**WORK INSTRUCTIONS**. Count how many lines mention the word "build". Write that number alone.

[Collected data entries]
.....

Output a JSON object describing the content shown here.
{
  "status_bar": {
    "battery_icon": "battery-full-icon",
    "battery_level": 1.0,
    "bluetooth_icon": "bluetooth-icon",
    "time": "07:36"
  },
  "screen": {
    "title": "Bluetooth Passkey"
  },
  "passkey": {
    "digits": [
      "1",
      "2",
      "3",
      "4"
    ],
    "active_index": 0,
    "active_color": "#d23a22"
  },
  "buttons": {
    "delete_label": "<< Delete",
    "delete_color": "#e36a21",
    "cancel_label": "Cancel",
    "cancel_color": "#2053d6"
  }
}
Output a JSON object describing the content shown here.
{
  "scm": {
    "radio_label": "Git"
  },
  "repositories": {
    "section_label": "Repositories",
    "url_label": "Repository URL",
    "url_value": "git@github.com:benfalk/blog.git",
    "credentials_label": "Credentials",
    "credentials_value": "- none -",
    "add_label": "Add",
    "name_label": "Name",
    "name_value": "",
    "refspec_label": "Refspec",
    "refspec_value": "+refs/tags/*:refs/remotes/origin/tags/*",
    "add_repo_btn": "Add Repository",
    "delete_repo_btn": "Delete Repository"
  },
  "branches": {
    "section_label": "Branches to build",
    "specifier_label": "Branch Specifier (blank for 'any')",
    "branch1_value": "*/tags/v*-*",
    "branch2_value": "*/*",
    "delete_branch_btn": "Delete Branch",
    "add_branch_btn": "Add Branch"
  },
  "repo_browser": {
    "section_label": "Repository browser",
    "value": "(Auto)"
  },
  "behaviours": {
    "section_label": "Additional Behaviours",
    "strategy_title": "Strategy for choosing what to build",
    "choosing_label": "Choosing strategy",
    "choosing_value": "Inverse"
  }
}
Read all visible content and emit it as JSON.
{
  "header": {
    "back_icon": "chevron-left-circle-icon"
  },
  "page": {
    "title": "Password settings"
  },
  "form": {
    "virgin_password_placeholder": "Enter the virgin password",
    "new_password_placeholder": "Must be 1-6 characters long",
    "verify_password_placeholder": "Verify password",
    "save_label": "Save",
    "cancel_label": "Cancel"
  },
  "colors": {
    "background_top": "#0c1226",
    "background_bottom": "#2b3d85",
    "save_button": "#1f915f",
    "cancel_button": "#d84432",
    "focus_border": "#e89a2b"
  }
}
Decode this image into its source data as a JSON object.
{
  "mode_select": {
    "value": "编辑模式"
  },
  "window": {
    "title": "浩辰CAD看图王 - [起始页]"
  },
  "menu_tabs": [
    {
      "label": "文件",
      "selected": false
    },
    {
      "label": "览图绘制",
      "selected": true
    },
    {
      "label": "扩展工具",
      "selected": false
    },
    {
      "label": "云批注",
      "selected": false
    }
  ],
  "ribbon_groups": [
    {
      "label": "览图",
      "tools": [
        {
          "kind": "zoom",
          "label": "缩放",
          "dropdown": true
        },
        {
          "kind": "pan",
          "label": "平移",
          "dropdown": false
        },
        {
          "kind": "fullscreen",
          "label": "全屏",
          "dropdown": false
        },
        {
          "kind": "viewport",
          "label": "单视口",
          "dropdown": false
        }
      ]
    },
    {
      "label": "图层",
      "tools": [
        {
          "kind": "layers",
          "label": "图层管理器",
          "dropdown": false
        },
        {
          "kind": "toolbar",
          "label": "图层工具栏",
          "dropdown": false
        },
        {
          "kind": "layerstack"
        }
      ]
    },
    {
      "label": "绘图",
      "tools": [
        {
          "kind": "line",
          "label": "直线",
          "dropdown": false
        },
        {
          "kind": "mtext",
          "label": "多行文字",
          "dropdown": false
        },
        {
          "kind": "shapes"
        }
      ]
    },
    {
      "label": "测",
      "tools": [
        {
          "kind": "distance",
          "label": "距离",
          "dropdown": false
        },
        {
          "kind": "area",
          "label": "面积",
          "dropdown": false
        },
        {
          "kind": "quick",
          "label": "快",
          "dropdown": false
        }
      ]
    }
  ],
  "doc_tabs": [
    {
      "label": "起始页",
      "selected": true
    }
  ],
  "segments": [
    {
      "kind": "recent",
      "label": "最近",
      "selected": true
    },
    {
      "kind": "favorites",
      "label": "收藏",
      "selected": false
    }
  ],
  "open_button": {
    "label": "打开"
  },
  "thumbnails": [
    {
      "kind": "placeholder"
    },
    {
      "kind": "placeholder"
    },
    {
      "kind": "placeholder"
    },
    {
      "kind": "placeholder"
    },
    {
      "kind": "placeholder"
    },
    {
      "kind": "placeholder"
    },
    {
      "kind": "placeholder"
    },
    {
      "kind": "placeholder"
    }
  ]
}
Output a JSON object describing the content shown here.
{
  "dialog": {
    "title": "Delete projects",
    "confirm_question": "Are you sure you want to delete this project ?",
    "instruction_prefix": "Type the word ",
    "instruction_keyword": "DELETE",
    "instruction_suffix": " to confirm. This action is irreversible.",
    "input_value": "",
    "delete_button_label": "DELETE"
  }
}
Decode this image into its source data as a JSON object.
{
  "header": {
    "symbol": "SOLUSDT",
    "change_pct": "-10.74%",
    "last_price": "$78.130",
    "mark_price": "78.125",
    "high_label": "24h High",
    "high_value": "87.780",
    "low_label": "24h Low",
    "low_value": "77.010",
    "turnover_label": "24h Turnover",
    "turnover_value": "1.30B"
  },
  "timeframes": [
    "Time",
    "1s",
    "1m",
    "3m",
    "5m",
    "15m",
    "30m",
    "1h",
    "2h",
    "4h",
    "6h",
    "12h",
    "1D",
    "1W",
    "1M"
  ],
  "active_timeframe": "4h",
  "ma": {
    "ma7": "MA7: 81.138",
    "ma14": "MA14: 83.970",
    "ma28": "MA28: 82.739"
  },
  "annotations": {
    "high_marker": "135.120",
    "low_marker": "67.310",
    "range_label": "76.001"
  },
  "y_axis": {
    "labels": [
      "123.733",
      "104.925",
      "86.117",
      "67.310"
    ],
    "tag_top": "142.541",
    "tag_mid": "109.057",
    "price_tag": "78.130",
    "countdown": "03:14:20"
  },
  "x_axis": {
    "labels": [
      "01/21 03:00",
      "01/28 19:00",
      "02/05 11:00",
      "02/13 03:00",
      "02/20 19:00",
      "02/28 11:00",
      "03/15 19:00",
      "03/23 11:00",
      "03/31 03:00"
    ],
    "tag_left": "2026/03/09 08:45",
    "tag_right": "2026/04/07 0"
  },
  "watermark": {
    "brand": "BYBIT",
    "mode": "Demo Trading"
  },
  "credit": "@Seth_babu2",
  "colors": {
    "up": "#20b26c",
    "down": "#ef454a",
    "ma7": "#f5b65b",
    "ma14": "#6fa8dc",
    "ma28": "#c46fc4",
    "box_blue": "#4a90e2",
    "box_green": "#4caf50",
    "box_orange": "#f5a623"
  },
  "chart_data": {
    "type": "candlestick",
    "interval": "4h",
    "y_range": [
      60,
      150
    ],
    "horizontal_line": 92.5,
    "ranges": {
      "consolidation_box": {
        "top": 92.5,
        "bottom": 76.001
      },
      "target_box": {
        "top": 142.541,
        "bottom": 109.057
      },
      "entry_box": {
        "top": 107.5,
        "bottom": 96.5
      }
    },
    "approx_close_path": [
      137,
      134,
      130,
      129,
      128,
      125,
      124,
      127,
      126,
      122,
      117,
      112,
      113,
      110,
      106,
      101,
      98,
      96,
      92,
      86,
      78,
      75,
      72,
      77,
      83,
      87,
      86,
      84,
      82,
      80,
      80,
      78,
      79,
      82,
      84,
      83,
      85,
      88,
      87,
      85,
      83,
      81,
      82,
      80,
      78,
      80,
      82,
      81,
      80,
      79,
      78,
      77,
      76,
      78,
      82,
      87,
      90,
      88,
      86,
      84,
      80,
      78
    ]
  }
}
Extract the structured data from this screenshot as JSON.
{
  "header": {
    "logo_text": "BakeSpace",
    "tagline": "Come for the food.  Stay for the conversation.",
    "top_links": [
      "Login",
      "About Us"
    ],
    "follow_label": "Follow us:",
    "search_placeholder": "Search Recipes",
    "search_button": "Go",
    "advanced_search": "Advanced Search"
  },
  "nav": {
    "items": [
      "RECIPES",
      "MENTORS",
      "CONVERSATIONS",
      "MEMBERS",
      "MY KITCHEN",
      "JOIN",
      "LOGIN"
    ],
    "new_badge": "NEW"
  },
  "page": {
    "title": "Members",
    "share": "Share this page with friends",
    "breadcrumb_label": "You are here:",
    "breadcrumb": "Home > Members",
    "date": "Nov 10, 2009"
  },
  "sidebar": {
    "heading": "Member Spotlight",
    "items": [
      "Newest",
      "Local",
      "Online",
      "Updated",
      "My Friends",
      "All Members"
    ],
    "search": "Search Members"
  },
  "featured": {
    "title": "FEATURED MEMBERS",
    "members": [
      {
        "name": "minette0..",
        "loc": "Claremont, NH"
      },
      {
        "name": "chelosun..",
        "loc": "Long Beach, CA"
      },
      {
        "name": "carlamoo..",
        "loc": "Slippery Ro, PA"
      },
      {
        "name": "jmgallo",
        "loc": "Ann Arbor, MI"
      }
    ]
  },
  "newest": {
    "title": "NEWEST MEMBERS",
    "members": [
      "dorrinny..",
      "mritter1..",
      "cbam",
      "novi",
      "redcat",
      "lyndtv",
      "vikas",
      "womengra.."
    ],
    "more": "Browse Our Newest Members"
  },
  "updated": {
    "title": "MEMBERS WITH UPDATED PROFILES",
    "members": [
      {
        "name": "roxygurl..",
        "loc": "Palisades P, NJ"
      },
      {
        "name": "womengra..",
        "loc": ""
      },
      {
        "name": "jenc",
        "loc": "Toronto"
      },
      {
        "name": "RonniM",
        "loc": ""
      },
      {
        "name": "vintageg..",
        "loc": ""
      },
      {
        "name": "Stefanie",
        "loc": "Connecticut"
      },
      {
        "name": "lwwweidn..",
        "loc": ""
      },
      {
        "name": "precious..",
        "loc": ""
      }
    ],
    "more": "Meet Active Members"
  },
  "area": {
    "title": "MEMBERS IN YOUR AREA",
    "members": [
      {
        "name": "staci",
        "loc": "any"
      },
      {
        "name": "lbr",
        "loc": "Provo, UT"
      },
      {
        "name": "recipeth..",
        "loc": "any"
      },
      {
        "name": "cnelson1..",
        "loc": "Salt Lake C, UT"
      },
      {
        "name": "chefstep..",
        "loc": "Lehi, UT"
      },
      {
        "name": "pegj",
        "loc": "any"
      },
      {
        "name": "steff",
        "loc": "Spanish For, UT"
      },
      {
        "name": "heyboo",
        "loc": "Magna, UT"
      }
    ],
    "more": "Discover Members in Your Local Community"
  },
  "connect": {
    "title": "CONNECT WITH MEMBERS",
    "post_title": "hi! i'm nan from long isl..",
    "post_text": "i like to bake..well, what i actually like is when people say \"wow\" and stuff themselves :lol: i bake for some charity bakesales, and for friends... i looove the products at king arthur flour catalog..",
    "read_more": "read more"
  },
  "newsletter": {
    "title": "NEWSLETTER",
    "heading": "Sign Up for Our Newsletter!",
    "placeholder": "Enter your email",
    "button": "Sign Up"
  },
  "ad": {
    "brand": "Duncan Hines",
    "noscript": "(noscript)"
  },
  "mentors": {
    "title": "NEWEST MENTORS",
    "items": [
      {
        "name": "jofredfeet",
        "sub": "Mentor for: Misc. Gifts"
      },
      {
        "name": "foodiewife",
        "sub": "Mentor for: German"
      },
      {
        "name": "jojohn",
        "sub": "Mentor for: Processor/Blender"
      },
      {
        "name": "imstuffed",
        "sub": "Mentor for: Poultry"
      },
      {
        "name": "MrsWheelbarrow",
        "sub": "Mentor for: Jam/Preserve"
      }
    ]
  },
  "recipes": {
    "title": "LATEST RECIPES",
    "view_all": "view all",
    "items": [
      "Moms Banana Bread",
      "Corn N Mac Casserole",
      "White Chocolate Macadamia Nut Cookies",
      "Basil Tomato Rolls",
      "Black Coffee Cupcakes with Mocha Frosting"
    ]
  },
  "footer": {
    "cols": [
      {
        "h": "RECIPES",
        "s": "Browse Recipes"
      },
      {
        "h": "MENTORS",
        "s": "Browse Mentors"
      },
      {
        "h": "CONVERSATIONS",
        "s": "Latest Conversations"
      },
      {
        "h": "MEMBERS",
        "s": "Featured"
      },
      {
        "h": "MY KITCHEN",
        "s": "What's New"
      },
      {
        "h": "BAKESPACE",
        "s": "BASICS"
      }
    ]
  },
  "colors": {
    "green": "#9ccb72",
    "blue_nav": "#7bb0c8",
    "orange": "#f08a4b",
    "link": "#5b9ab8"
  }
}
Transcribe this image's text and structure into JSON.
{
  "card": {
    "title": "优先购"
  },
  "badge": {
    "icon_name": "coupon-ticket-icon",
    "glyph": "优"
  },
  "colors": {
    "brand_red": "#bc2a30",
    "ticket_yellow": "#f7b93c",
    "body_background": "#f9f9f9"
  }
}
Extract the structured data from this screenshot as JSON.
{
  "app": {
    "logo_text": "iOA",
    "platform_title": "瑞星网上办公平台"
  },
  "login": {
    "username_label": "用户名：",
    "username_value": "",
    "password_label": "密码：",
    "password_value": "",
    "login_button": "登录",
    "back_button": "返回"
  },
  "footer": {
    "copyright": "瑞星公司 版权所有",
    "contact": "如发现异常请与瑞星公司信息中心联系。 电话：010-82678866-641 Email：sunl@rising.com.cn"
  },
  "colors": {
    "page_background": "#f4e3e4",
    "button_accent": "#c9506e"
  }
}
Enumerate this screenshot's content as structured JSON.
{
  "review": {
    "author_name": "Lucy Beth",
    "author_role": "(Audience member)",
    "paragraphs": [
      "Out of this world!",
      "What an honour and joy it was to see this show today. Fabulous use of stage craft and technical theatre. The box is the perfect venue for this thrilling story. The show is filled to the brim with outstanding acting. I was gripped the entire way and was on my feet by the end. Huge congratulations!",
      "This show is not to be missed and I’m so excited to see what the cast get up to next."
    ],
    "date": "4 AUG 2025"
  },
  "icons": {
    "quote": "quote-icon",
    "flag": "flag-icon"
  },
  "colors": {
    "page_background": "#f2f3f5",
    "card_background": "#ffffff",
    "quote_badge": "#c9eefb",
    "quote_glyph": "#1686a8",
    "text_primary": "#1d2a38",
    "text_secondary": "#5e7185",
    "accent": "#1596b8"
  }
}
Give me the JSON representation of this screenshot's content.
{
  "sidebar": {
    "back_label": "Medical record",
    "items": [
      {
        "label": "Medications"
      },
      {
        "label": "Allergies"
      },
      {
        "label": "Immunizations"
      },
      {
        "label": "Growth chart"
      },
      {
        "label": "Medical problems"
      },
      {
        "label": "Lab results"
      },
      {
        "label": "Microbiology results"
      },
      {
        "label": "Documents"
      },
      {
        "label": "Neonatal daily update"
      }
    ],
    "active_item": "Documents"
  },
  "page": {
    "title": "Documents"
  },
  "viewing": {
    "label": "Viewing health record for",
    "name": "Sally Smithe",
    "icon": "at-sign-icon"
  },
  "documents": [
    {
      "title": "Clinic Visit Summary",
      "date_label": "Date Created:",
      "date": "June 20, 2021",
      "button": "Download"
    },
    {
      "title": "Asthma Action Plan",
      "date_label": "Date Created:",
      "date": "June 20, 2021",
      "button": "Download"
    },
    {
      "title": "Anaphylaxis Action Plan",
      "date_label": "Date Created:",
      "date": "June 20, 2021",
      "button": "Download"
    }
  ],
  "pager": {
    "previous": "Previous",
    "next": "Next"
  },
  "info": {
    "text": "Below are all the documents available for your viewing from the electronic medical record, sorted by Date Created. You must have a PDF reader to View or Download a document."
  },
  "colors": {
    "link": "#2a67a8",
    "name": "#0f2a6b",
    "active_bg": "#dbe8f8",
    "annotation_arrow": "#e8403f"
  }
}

.....

**RESULT OF THE TASK**. 2